### JOB
From the records below, copy every line that contains the word "viel".

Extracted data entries
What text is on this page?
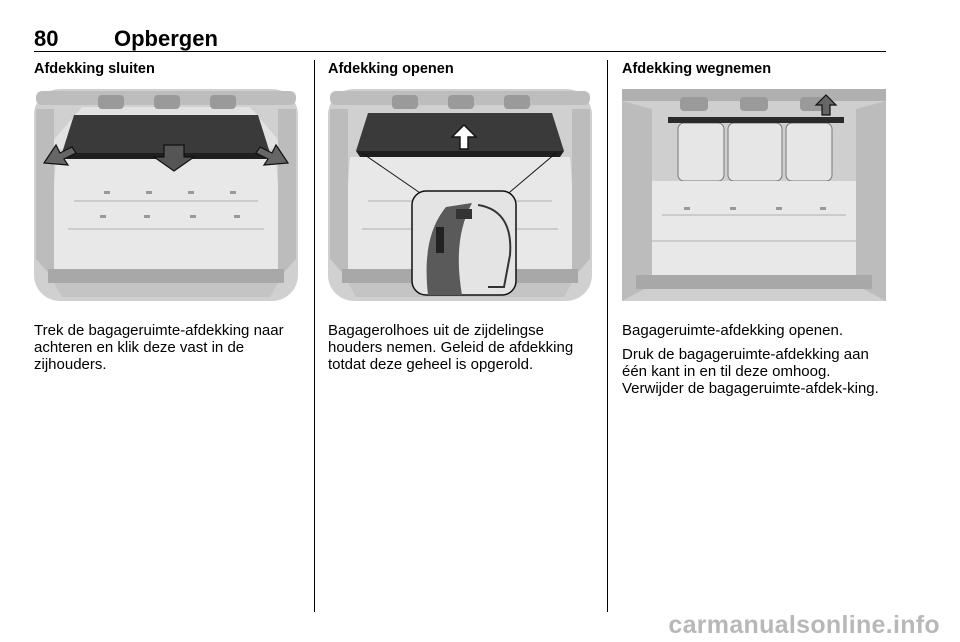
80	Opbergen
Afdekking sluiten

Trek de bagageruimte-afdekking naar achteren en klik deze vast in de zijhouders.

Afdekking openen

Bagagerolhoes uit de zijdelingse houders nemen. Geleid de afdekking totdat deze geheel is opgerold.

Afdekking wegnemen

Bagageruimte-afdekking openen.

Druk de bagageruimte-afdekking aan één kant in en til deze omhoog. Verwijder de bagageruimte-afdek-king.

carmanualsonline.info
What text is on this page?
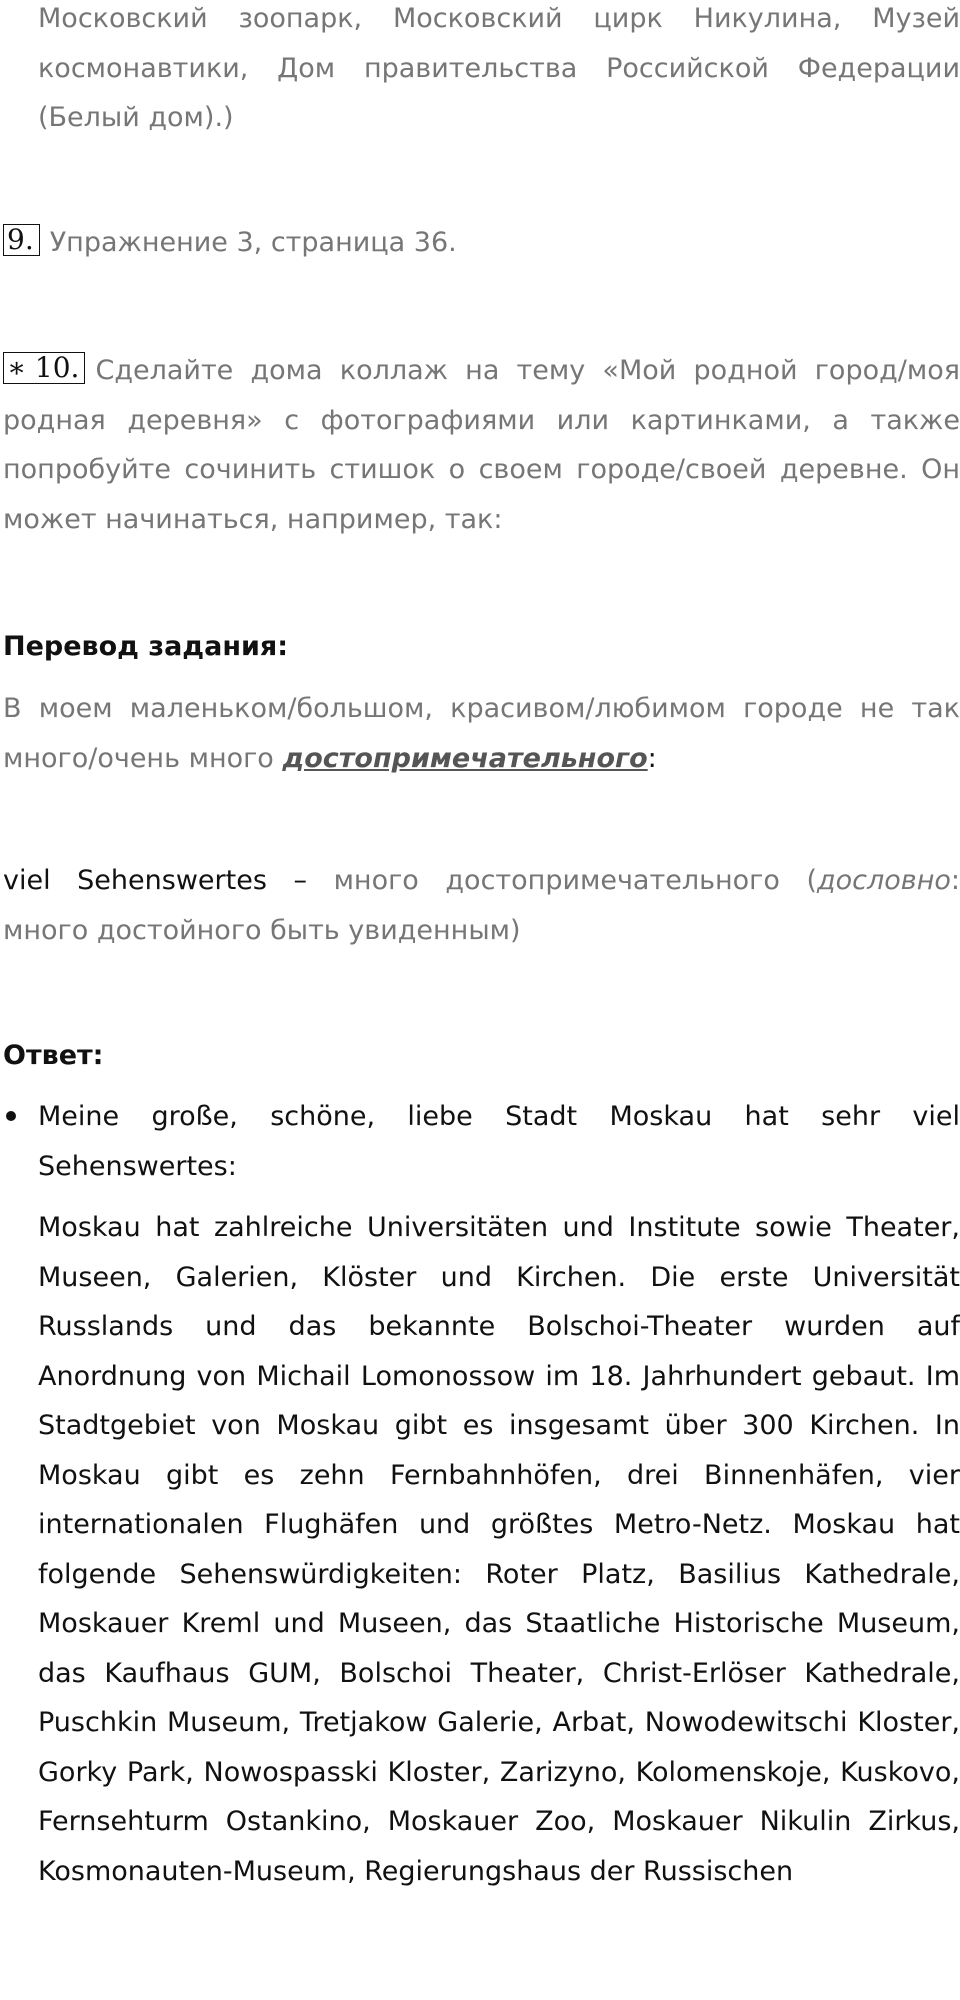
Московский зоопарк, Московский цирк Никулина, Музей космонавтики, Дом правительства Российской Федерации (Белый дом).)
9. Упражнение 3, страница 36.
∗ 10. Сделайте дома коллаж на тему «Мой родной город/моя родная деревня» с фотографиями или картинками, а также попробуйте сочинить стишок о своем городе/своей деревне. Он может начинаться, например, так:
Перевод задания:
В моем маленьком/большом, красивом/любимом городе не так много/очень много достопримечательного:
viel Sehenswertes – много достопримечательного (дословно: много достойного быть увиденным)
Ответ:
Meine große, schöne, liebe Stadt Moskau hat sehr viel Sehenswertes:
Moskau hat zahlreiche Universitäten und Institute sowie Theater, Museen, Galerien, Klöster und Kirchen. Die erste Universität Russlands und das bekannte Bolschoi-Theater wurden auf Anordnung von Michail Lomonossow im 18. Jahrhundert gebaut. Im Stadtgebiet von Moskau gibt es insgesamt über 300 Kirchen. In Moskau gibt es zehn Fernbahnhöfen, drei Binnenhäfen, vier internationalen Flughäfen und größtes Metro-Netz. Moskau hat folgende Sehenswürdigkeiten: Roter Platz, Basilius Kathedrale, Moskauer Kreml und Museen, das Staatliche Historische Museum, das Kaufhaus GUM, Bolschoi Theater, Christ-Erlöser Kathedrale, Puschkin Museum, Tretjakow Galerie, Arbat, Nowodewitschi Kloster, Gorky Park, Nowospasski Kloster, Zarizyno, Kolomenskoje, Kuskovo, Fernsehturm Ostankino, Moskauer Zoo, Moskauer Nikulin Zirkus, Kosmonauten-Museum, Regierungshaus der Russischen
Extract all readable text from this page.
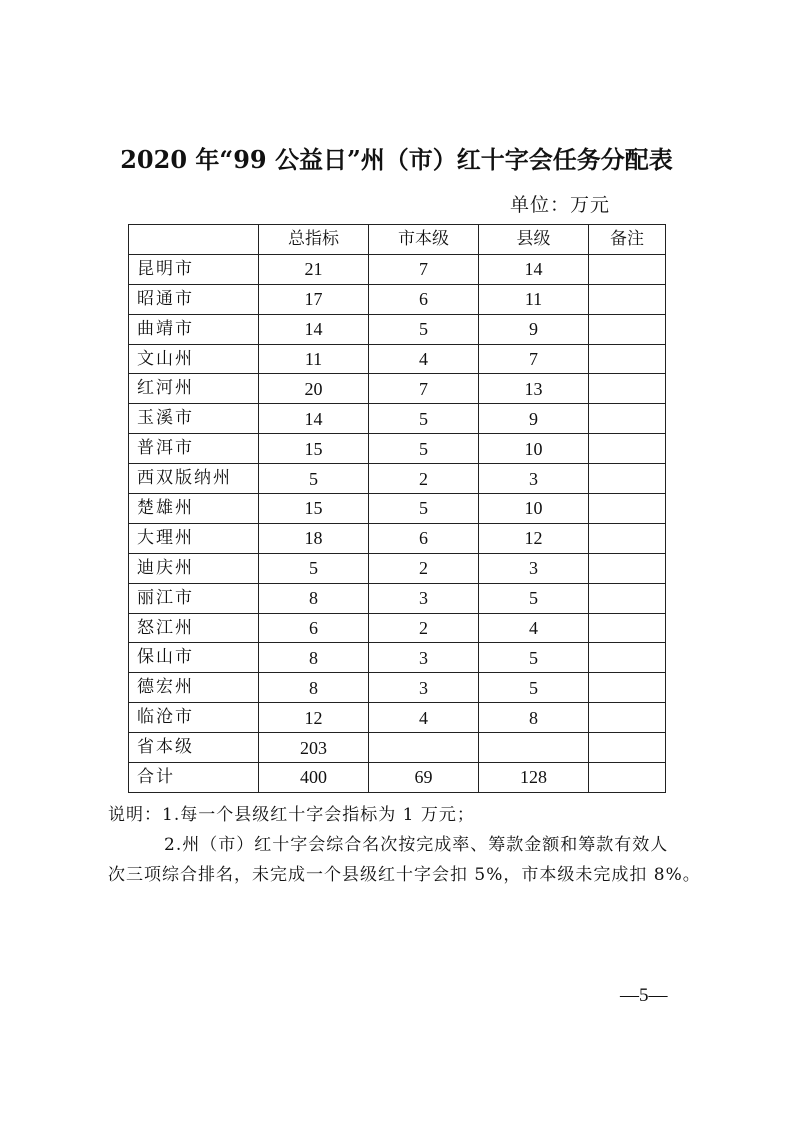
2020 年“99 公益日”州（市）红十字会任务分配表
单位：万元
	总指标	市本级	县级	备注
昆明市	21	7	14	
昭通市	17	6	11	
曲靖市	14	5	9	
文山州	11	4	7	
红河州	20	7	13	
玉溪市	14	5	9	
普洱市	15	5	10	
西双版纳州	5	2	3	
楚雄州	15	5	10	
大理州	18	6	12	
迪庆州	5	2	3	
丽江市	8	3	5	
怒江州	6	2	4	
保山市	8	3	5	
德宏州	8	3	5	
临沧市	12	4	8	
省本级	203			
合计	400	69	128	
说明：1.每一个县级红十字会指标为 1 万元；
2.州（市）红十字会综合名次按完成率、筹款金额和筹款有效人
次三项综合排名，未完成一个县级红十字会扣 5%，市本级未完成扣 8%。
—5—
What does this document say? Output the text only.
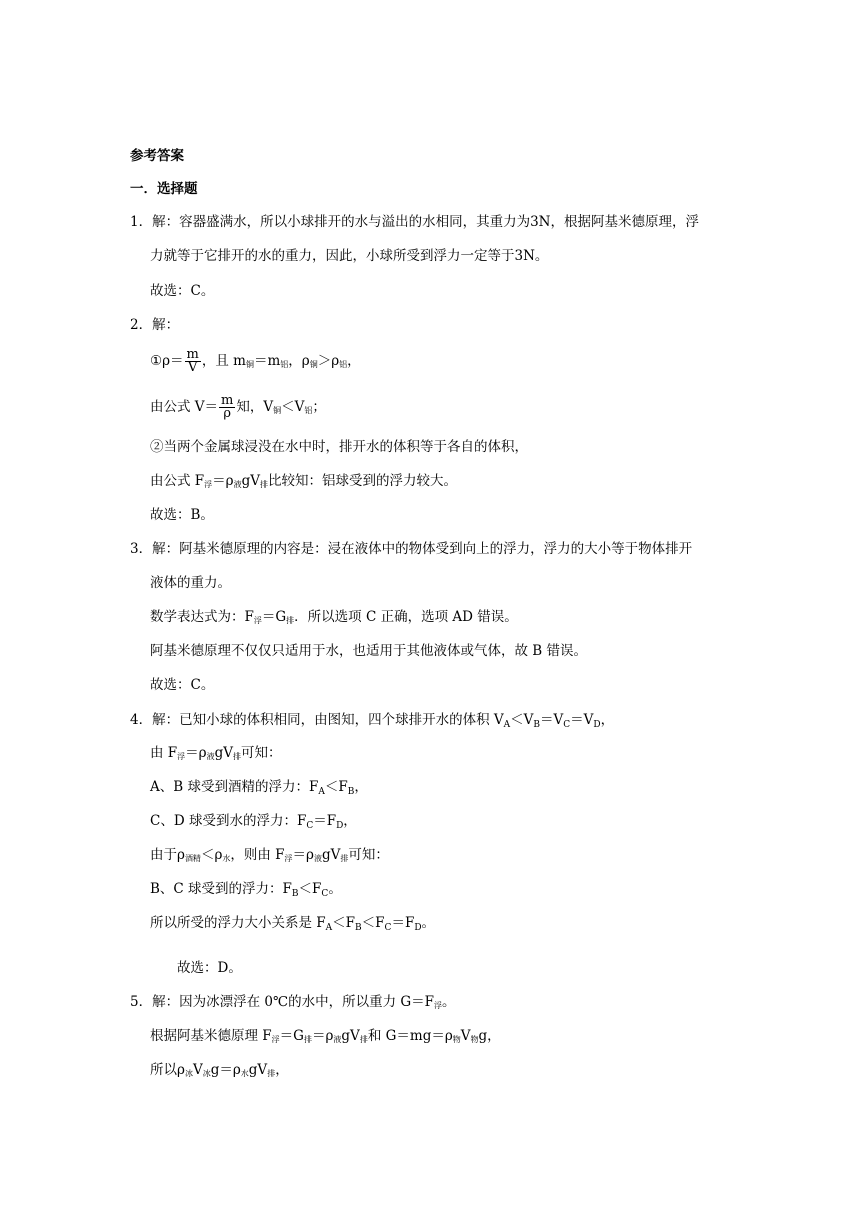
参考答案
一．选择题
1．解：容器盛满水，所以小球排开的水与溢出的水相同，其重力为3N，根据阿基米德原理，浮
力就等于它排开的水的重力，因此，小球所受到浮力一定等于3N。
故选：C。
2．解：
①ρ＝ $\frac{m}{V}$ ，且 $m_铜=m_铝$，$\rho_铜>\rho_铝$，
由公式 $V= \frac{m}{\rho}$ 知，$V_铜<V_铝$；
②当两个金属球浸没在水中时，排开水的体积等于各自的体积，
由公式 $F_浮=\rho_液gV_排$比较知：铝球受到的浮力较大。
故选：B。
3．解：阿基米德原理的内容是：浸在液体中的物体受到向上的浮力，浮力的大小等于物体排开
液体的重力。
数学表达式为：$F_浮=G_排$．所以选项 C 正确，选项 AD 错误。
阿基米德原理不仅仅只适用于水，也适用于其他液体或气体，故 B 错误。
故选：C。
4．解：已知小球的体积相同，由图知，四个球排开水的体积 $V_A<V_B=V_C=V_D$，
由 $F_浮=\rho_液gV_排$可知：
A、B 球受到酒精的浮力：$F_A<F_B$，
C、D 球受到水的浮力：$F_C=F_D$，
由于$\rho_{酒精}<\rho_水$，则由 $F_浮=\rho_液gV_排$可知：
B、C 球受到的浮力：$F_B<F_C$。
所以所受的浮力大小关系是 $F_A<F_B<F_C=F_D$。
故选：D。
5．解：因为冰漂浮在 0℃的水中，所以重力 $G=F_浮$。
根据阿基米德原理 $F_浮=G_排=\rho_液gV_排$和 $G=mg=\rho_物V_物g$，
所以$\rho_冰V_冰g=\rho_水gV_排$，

### RESPONSE TO THE EXERCISE
viel Sehenswertes – много достопримечательного (дословно: много достойного быть увиденным)
Meine große, schöne, liebe Stadt Moskau hat sehr viel Sehenswertes:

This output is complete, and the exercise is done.